### [Instruction]
All entries below need to be written out exactly, but without their pictures.

### [Extracted records]
┌────────

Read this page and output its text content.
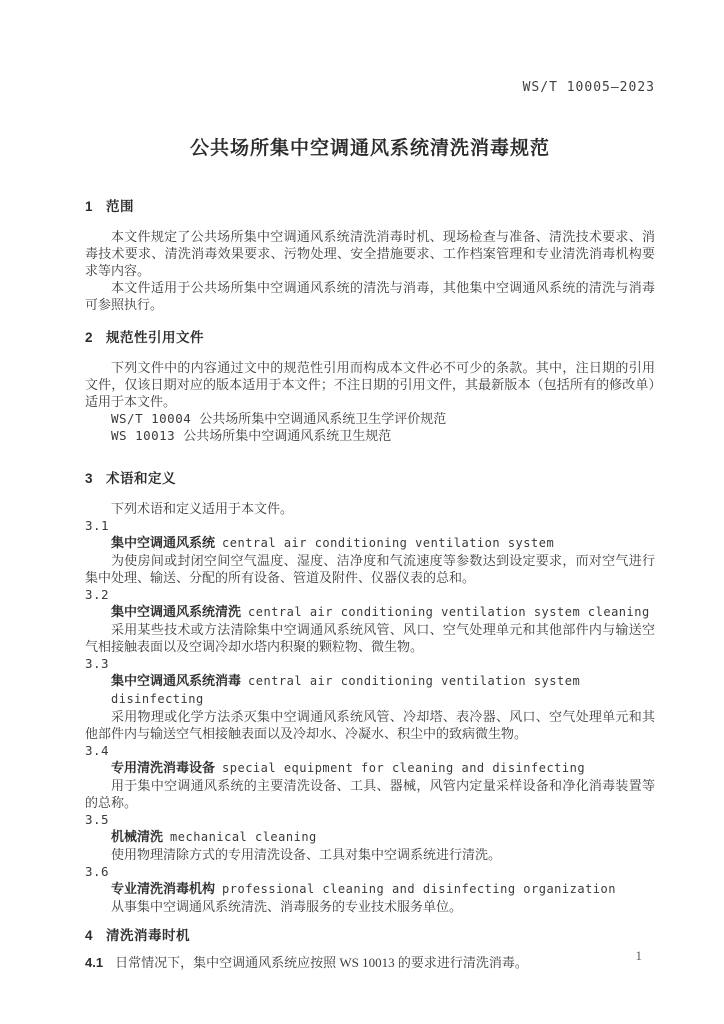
WS/T 10005—2023
公共场所集中空调通风系统清洗消毒规范
1 范围

本文件规定了公共场所集中空调通风系统清洗消毒时机、现场检查与准备、清洗技术要求、消毒技术要求、清洗消毒效果要求、污物处理、安全措施要求、工作档案管理和专业清洗消毒机构要求等内容。

本文件适用于公共场所集中空调通风系统的清洗与消毒，其他集中空调通风系统的清洗与消毒可参照执行。

2 规范性引用文件

下列文件中的内容通过文中的规范性引用而构成本文件必不可少的条款。其中，注日期的引用文件，仅该日期对应的版本适用于本文件；不注日期的引用文件，其最新版本（包括所有的修改单）适用于本文件。

WS/T 10004 公共场所集中空调通风系统卫生学评价规范

WS 10013 公共场所集中空调通风系统卫生规范

3 术语和定义

下列术语和定义适用于本文件。

3.1
集中空调通风系统 central air conditioning ventilation system

为使房间或封闭空间空气温度、湿度、洁净度和气流速度等参数达到设定要求，而对空气进行集中处理、输送、分配的所有设备、管道及附件、仪器仪表的总和。

3.2
集中空调通风系统清洗 central air conditioning ventilation system cleaning

采用某些技术或方法清除集中空调通风系统风管、风口、空气处理单元和其他部件内与输送空气相接触表面以及空调冷却水塔内积聚的颗粒物、微生物。

3.3
集中空调通风系统消毒 central air conditioning ventilation system disinfecting

采用物理或化学方法杀灭集中空调通风系统风管、冷却塔、表冷器、风口、空气处理单元和其他部件内与输送空气相接触表面以及冷却水、冷凝水、积尘中的致病微生物。

3.4
专用清洗消毒设备 special equipment for cleaning and disinfecting

用于集中空调通风系统的主要清洗设备、工具、器械，风管内定量采样设备和净化消毒装置等的总称。

3.5
机械清洗 mechanical cleaning

使用物理清除方式的专用清洗设备、工具对集中空调系统进行清洗。

3.6
专业清洗消毒机构 professional cleaning and disinfecting organization

从事集中空调通风系统清洗、消毒服务的专业技术服务单位。

4 清洗消毒时机

4.1 日常情况下，集中空调通风系统应按照 WS 10013 的要求进行清洗消毒。	1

└────────

### [Task output]
Read this page and output its text content.
WS/T 10005—2023
公共场所集中空调通风系统清洗消毒规范
1 范围

本文件规定了公共场所集中空调通风系统清洗消毒时机、现场检查与准备、清洗技术要求、消毒技术要求、清洗消毒效果要求、污物处理、安全措施要求、工作档案管理和专业清洗消毒机构要求等内容。

本文件适用于公共场所集中空调通风系统的清洗与消毒，其他集中空调通风系统的清洗与消毒可参照执行。

2 规范性引用文件

下列文件中的内容通过文中的规范性引用而构成本文件必不可少的条款。其中，注日期的引用文件，仅该日期对应的版本适用于本文件；不注日期的引用文件，其最新版本（包括所有的修改单）适用于本文件。

WS/T 10004 公共场所集中空调通风系统卫生学评价规范

WS 10013 公共场所集中空调通风系统卫生规范

3 术语和定义

下列术语和定义适用于本文件。

3.1
集中空调通风系统 central air conditioning ventilation system

为使房间或封闭空间空气温度、湿度、洁净度和气流速度等参数达到设定要求，而对空气进行集中处理、输送、分配的所有设备、管道及附件、仪器仪表的总和。

3.2
集中空调通风系统清洗 central air conditioning ventilation system cleaning

采用某些技术或方法清除集中空调通风系统风管、风口、空气处理单元和其他部件内与输送空气相接触表面以及空调冷却水塔内积聚的颗粒物、微生物。

3.3
集中空调通风系统消毒 central air conditioning ventilation system disinfecting

采用物理或化学方法杀灭集中空调通风系统风管、冷却塔、表冷器、风口、空气处理单元和其他部件内与输送空气相接触表面以及冷却水、冷凝水、积尘中的致病微生物。

3.4
专用清洗消毒设备 special equipment for cleaning and disinfecting

用于集中空调通风系统的主要清洗设备、工具、器械，风管内定量采样设备和净化消毒装置等的总称。

3.5
机械清洗 mechanical cleaning

使用物理清除方式的专用清洗设备、工具对集中空调系统进行清洗。

3.6
专业清洗消毒机构 professional cleaning and disinfecting organization

从事集中空调通风系统清洗、消毒服务的专业技术服务单位。

4 清洗消毒时机

4.1 日常情况下，集中空调通风系统应按照 WS 10013 的要求进行清洗消毒。	1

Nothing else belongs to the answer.